• **Written exercise 1**: In the Claines recollection, who was the verger for many years?

• **Source passage**:
I have just discovered this wonderful site and read through all your messages and loved every minute of your recollections.

My name is Denise Higgins,  I was born at Church Cottages in April of 1954. My father used to be the cowman at Church farm, working for the Phillips family, for over 30  years.  I have many memories of life in Claines as it was then, looking back through the photos on this site has  brought back very familiar faces. The Reverend Clifford Carver was the vicar who married my eldest sister, who incidentally used the Institute as her school, before Claines school. I also remember Mr Wedgewood, he was always a great hit with the pupils at Claines School.

I used to know all the Sansome family, in fact Stan Sansome was our milkman, I was at Claines school with Kenneth Rea, who’s mum was a Sansome, as was the Milton’s mother.  Mr Prosser was the verger for many years.  Mr Carver christened me at Claines church shortly after my birth. And of course the Mug house and the Trow family couldn’t be forgotten.

We used to have a gymkhana once a year on the Raven meadow, every spring bank holiday Monday, and a fete in the Vicarage grounds every summer, to which my mother would always endeavour to enter me into the fancy dress parades, and I still have the photos to prove it.  I do remember the Chesters too, was great to read your note Kathryn.  I think I used to come down to your house on the odd occasion to play.  I became very good friends with the Owen family and still bump into Katherine Owen from time to time.  There have been many changes over the years in Claines, Church Cottages is now a single dwelling, and the vicarage has moved next door to where I used to live.  I have had two of my sons baptised at Claines and now my father has been laid to rest there to, looking over the fields he used to tend to, either as a cowman or as a farmhand.  It always has and will be a glorious place to cherish and remember.

• **Written exercise 2**: From the entries, copy out the lines from the one holding "comment-content: you're a" through the one holding "reply-button[interactable]: Reply [806,568,855,589]", both included.

• **Dataset**:
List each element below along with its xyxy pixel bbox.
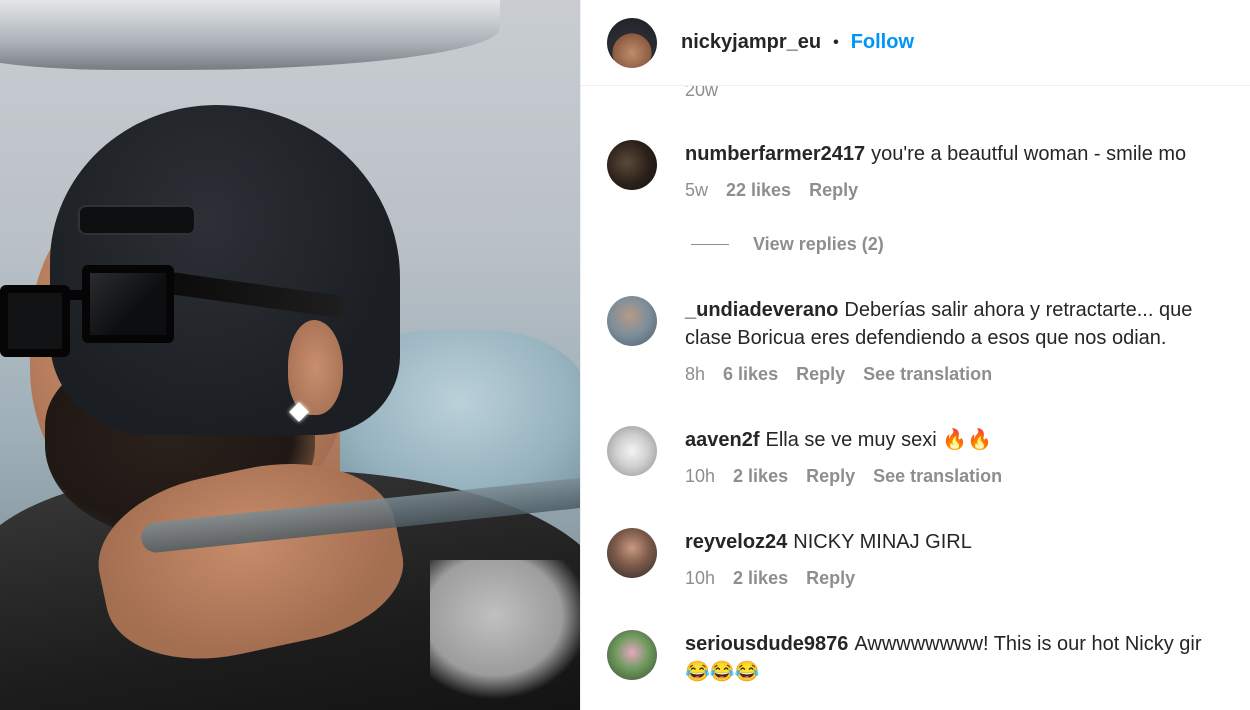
comment-content: you're a beautful woman - smile mo [871,143,1187,165]
jacket-stripe [430,560,580,700]
comment-body: _undiadeverano Deberías salir ahora y ret… [685,296,1250,385]
comment-text: seriousdude9876 Awwwwwwww! This is our ho… [685,630,1250,658]
comment-meta: 10h 2 likes Reply [685,568,1250,589]
reply-button[interactable]: Reply [806,466,855,487]
reply-button[interactable]: Reply [809,180,858,201]
comment-content: Ella se ve muy sexi 🔥🔥 [765,429,993,451]
reply-button[interactable]: Reply [806,568,855,589]
comment-text: numberfarmer2417 you're a beautful woman … [685,140,1250,168]
comment-text: _undiadeverano Deberías salir ahora y ret… [685,296,1250,324]
comment-text: aaven2f Ella se ve muy sexi 🔥🔥 [685,426,1250,454]
reply-button[interactable]: Reply [796,364,845,385]
comment-text-line2: 😂😂😂 [685,661,760,683]
comment-likes[interactable]: 2 likes [733,568,788,589]
comments-panel: nickyjampr_eu • Follow 20w numberfarmer2… [580,0,1250,710]
comment-item: aaven2f Ella se ve muy sexi 🔥🔥 10h 2 like… [607,426,1250,487]
replies-divider [691,244,729,245]
comment-meta: 8h 6 likes Reply See translation [685,364,1250,385]
commenter-username[interactable]: reyveloz24 [685,531,787,553]
see-translation-button[interactable]: See translation [873,466,1002,487]
comment-body: seriousdude9876 Awwwwwwww! This is our ho… [685,630,1250,686]
comment-item: reyveloz24 NICKY MINAJ GIRL 10h 2 likes R… [607,528,1250,589]
comment-item: numberfarmer2417 you're a beautful woman … [607,140,1250,201]
comment-time[interactable]: 10h [685,466,715,487]
comment-content: Awwwwwwww! This is our hot Nicky gir [854,633,1202,655]
comment-item: seriousdude9876 Awwwwwwww! This is our ho… [607,630,1250,686]
comment-time[interactable]: 10h [685,568,715,589]
post-photo [0,0,580,710]
commenter-avatar[interactable] [607,296,657,346]
post-header: nickyjampr_eu • Follow [581,0,1250,86]
ear [288,320,343,415]
commenter-username[interactable]: _undiadeverano [685,299,838,321]
commenter-username[interactable]: numberfarmer2417 [685,143,865,165]
comment-item: _undiadeverano Deberías salir ahora y ret… [607,296,1250,385]
header-separator: • [833,33,839,51]
follow-button[interactable]: Follow [851,31,914,54]
see-translation-button[interactable]: See translation [863,364,992,385]
comment-body: reyveloz24 NICKY MINAJ GIRL 10h 2 likes R… [685,528,1250,589]
comment-content: NICKY MINAJ GIRL [793,531,972,553]
commenter-username[interactable]: aaven2f [685,429,760,451]
commenter-avatar[interactable] [607,528,657,578]
view-replies-label: View replies (2) [753,234,884,254]
glasses-lens-right [82,265,174,343]
comment-likes[interactable]: 6 likes [723,364,778,385]
comment-content: Deberías salir ahora y retractarte... qu… [844,299,1193,321]
glasses-lens-left [0,285,70,357]
comment-meta: 5w 22 likes Reply [685,180,1250,201]
comment-time[interactable]: 8h [685,364,705,385]
commenter-avatar[interactable] [607,140,657,190]
author-username[interactable]: nickyjampr_eu [681,31,821,54]
comment-likes[interactable]: 2 likes [733,466,788,487]
comment-time[interactable]: 5w [685,180,708,201]
comment-body: numberfarmer2417 you're a beautful woman … [685,140,1250,201]
comment-meta: 10h 2 likes Reply See translation [685,466,1250,487]
windshield [0,0,500,70]
author-avatar[interactable] [607,17,657,68]
commenter-avatar[interactable] [607,426,657,476]
commenter-avatar[interactable] [607,630,657,680]
comment-text: reyveloz24 NICKY MINAJ GIRL [685,528,1250,556]
cap-strap [78,205,196,235]
comment-likes[interactable]: 22 likes [726,180,791,201]
comment-body: aaven2f Ella se ve muy sexi 🔥🔥 10h 2 like… [685,426,1250,487]
view-replies-button[interactable]: View replies (2) [691,234,884,255]
comment-text-line2: clase Boricua eres defendiendo a esos qu… [685,327,1167,349]
commenter-username[interactable]: seriousdude9876 [685,633,848,655]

• **Expected output 1**: Mr Prosser.

• **Expected output 2**:
comment-content: you're a beautful woman - smile mo [871,143,1187,165]
jacket-stripe [430,560,580,700]
comment-body: _undiadeverano Deberías salir ahora y ret… [685,296,1250,385]
comment-text: seriousdude9876 Awwwwwwww! This is our ho… [685,630,1250,658]
comment-meta: 10h 2 likes Reply [685,568,1250,589]
reply-button[interactable]: Reply [806,466,855,487]
reply-button[interactable]: Reply [809,180,858,201]
comment-content: Ella se ve muy sexi 🔥🔥 [765,429,993,451]
reply-button[interactable]: Reply [806,568,855,589]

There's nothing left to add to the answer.